Job |
Copy every line that mentions the word "What".

Material provided |
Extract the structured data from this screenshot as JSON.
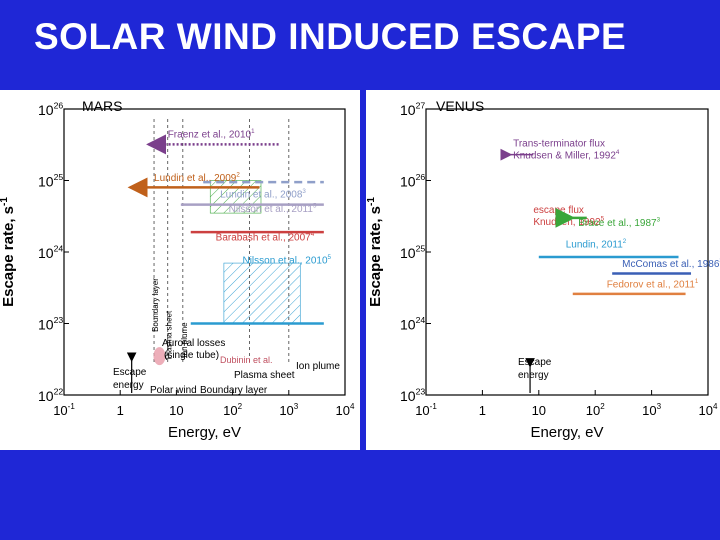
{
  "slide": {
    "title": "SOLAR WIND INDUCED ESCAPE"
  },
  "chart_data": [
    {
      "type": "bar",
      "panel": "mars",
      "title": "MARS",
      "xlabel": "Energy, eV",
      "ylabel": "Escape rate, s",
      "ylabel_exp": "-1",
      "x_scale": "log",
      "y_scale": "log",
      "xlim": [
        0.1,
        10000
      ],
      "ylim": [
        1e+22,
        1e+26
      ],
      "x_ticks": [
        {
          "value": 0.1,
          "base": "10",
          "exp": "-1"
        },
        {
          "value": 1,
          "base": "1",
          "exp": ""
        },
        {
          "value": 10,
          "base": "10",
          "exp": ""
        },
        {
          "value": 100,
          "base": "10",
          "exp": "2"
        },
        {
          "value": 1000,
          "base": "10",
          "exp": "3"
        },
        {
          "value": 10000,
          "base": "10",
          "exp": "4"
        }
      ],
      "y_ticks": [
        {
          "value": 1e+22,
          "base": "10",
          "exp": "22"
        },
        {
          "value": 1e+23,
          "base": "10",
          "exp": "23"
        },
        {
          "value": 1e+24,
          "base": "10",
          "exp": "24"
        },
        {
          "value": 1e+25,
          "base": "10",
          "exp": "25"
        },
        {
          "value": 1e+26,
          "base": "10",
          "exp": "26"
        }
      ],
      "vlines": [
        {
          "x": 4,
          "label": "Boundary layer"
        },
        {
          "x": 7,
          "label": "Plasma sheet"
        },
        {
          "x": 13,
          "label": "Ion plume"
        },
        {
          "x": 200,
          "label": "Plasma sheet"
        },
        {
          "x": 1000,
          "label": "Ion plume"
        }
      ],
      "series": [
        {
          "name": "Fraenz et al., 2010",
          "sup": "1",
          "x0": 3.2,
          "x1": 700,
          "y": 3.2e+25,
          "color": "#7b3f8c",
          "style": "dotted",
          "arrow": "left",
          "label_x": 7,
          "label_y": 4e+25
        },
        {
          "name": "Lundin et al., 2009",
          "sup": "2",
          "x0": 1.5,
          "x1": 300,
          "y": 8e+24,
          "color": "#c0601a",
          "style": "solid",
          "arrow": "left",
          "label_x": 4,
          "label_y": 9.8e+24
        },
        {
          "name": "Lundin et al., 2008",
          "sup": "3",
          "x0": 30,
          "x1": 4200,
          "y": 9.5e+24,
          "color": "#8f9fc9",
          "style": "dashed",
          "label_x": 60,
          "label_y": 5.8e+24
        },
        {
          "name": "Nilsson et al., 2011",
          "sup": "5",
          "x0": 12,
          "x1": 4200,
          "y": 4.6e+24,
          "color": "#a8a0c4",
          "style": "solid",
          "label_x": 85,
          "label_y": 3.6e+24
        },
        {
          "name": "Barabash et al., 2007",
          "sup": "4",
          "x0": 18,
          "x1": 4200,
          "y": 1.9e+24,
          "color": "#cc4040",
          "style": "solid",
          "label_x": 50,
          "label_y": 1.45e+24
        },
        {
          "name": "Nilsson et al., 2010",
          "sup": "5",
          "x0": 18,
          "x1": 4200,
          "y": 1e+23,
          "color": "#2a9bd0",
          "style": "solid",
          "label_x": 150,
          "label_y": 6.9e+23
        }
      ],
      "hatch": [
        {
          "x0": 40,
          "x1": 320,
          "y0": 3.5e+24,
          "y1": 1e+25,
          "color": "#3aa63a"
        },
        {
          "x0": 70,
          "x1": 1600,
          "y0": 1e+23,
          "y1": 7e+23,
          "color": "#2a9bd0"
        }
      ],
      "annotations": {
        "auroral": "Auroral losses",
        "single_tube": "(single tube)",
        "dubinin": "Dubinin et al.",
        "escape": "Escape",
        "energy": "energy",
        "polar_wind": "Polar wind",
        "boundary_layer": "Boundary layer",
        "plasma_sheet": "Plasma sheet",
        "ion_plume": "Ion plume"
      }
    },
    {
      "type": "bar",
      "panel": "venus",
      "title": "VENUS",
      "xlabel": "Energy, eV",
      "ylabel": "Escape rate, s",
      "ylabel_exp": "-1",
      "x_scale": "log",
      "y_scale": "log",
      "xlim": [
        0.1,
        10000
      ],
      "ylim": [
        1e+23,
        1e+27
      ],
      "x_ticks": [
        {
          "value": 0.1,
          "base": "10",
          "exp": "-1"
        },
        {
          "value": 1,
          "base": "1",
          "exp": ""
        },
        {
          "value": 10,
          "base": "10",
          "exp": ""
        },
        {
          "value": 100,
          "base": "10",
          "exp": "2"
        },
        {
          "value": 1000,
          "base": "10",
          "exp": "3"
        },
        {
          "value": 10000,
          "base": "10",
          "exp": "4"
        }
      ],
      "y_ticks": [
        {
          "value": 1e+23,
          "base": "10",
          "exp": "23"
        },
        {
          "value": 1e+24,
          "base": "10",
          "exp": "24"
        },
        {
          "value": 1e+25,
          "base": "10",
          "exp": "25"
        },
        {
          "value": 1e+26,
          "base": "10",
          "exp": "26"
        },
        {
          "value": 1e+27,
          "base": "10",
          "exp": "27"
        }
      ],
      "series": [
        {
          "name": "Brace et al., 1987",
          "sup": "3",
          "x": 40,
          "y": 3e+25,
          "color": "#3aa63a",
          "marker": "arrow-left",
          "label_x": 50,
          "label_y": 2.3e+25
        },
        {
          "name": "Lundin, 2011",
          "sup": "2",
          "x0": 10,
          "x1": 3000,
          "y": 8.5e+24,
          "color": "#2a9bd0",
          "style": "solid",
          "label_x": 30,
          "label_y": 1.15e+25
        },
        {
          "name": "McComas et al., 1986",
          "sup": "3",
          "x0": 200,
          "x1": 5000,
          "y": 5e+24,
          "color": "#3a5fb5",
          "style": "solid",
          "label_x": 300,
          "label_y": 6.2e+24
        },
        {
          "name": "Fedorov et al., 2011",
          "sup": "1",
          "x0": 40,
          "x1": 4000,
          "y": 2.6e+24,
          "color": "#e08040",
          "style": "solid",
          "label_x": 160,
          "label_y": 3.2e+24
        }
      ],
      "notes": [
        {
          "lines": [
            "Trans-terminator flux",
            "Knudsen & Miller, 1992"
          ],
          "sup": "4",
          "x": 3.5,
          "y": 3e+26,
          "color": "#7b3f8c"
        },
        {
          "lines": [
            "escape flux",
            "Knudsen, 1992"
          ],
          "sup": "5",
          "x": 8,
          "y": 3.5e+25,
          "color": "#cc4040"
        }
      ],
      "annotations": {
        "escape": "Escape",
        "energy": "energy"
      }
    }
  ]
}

* * *

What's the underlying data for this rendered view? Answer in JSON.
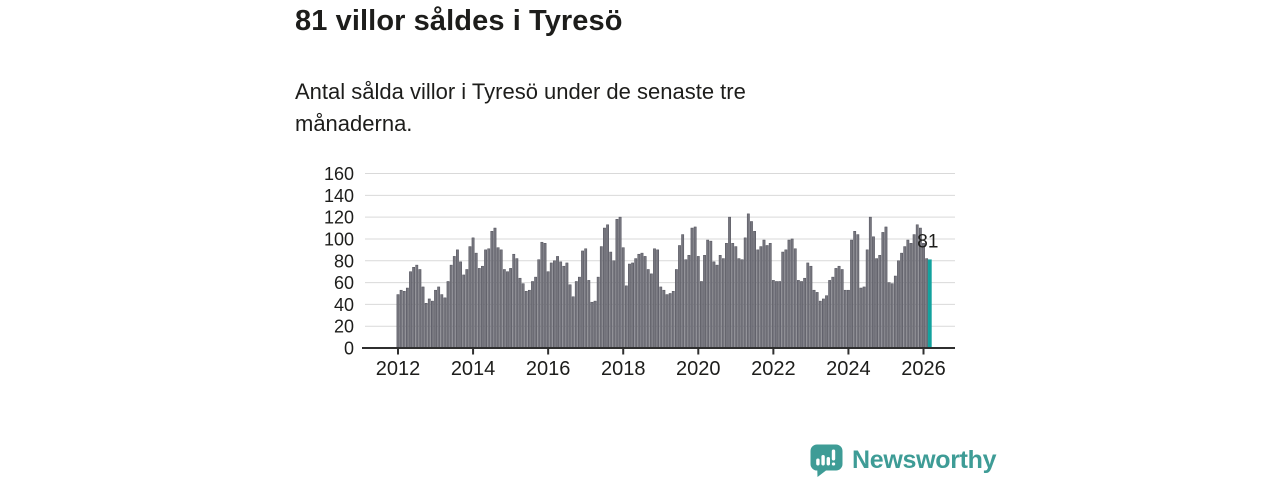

---

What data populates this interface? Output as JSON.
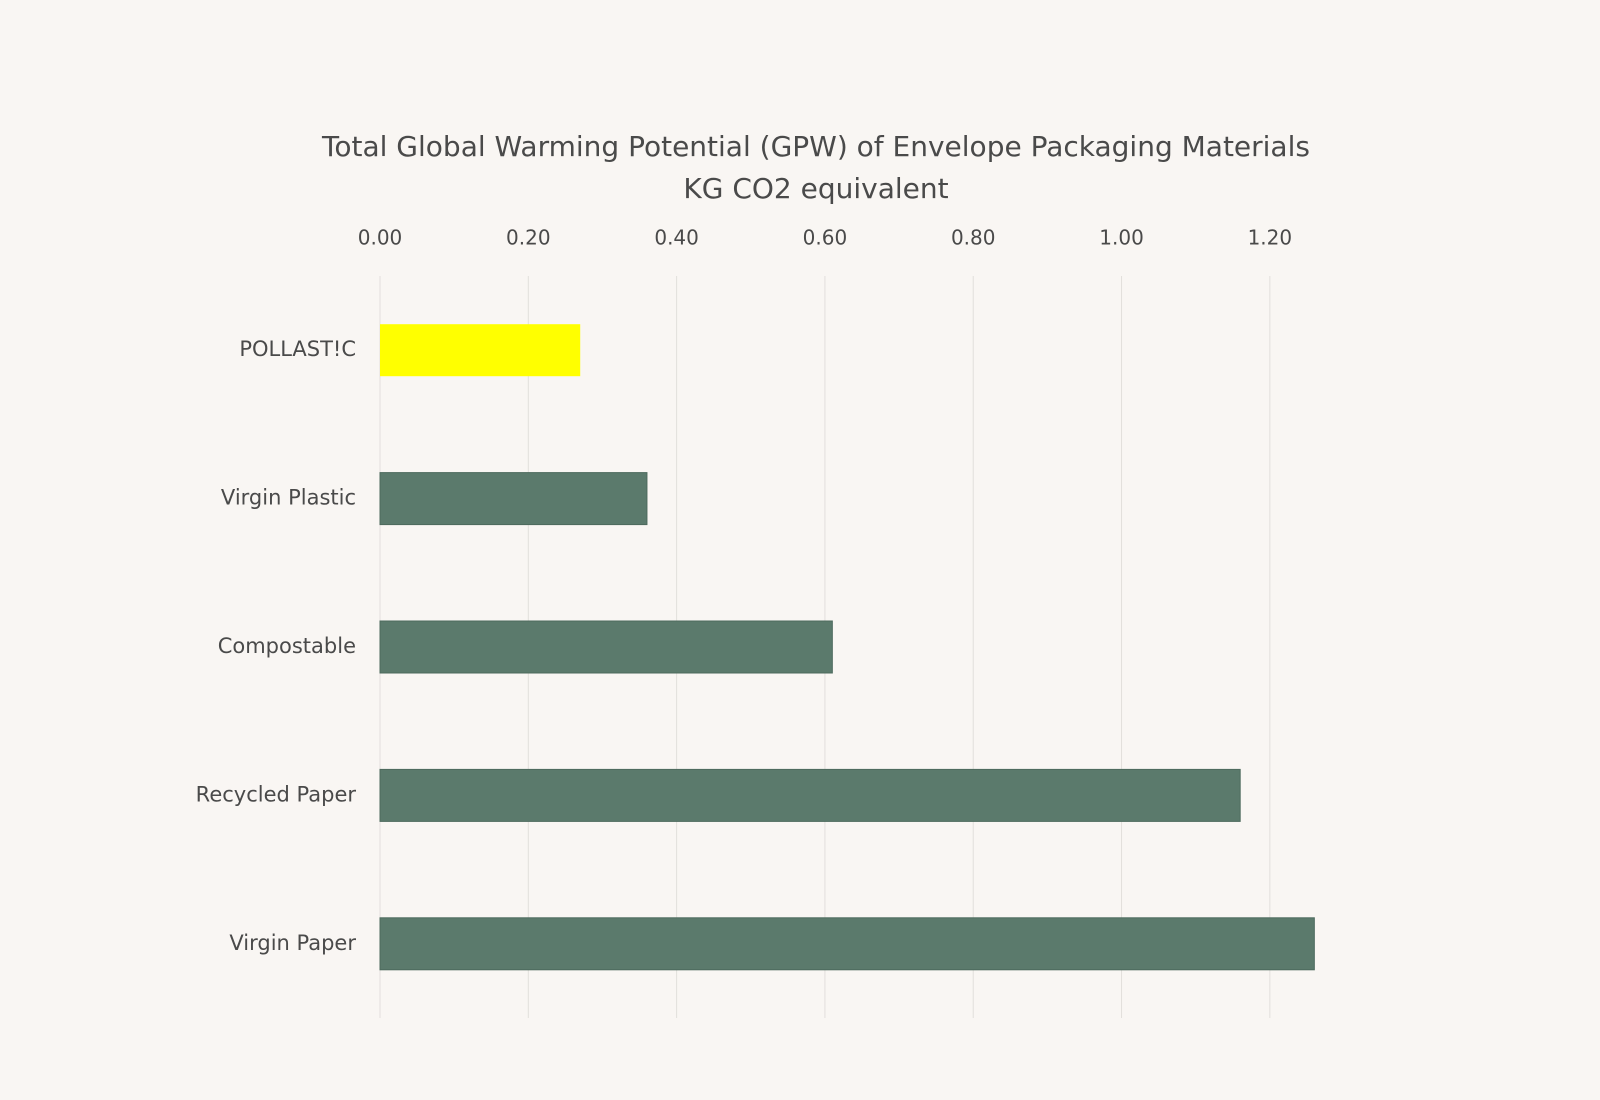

Solution to the exercise |
What's the underlying data for this rendered view? Answer in JSON.
What data populates this interface? Output as JSON.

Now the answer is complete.